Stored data
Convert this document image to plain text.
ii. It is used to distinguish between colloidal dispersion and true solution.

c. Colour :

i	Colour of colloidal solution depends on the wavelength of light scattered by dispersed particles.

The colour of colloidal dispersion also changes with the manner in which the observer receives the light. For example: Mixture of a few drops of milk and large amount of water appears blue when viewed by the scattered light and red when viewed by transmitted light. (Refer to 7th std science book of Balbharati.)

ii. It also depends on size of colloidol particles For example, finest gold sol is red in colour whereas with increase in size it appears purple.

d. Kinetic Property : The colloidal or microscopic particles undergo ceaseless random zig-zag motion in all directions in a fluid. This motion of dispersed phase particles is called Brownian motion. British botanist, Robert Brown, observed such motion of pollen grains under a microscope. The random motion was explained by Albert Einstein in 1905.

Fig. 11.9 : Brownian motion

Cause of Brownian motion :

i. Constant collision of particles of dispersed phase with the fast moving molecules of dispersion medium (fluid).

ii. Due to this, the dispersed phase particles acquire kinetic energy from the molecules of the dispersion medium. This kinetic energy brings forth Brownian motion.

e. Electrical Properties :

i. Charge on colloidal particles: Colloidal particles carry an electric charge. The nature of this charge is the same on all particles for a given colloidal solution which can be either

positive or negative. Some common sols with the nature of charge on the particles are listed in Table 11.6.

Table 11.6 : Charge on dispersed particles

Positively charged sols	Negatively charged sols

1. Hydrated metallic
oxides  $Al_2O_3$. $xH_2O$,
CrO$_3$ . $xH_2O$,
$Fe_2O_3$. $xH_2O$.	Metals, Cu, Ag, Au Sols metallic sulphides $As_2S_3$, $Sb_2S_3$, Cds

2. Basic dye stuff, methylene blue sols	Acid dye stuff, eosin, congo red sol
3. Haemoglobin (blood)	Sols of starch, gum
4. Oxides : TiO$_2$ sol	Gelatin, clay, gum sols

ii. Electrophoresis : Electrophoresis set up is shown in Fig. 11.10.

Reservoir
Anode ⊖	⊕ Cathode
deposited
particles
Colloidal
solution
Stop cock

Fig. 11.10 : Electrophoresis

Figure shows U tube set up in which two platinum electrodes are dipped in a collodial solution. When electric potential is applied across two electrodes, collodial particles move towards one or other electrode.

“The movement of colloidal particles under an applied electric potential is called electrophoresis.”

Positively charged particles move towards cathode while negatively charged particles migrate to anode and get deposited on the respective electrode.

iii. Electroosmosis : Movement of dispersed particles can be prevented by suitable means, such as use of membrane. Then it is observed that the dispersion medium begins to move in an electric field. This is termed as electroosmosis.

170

- **Prompt**: Set down each entry again, unchanged.

- **Answer to the problem**:
Convert this document image to plain text.
ii. It is used to distinguish between colloidal dispersion and true solution.

c. Colour :

i	Colour of colloidal solution depends on the wavelength of light scattered by dispersed particles.

The colour of colloidal dispersion also changes with the manner in which the observer receives the light. For example: Mixture of a few drops of milk and large amount of water appears blue when viewed by the scattered light and red when viewed by transmitted light. (Refer to 7th std science book of Balbharati.)

ii. It also depends on size of colloidol particles For example, finest gold sol is red in colour whereas with increase in size it appears purple.

d. Kinetic Property : The colloidal or microscopic particles undergo ceaseless random zig-zag motion in all directions in a fluid. This motion of dispersed phase particles is called Brownian motion. British botanist, Robert Brown, observed such motion of pollen grains under a microscope. The random motion was explained by Albert Einstein in 1905.

Fig. 11.9 : Brownian motion

Cause of Brownian motion :

i. Constant collision of particles of dispersed phase with the fast moving molecules of dispersion medium (fluid).

ii. Due to this, the dispersed phase particles acquire kinetic energy from the molecules of the dispersion medium. This kinetic energy brings forth Brownian motion.

e. Electrical Properties :

i. Charge on colloidal particles: Colloidal particles carry an electric charge. The nature of this charge is the same on all particles for a given colloidal solution which can be either

positive or negative. Some common sols with the nature of charge on the particles are listed in Table 11.6.

Table 11.6 : Charge on dispersed particles

Positively charged sols	Negatively charged sols

1. Hydrated metallic
oxides  $Al_2O_3$. $xH_2O$,
CrO$_3$ . $xH_2O$,
$Fe_2O_3$. $xH_2O$.	Metals, Cu, Ag, Au Sols metallic sulphides $As_2S_3$, $Sb_2S_3$, Cds

2. Basic dye stuff, methylene blue sols	Acid dye stuff, eosin, congo red sol
3. Haemoglobin (blood)	Sols of starch, gum
4. Oxides : TiO$_2$ sol	Gelatin, clay, gum sols

ii. Electrophoresis : Electrophoresis set up is shown in Fig. 11.10.

Reservoir
Anode ⊖	⊕ Cathode
deposited
particles
Colloidal
solution
Stop cock

Fig. 11.10 : Electrophoresis

Figure shows U tube set up in which two platinum electrodes are dipped in a collodial solution. When electric potential is applied across two electrodes, collodial particles move towards one or other electrode.

“The movement of colloidal particles under an applied electric potential is called electrophoresis.”

Positively charged particles move towards cathode while negatively charged particles migrate to anode and get deposited on the respective electrode.

iii. Electroosmosis : Movement of dispersed particles can be prevented by suitable means, such as use of membrane. Then it is observed that the dispersion medium begins to move in an electric field. This is termed as electroosmosis.

170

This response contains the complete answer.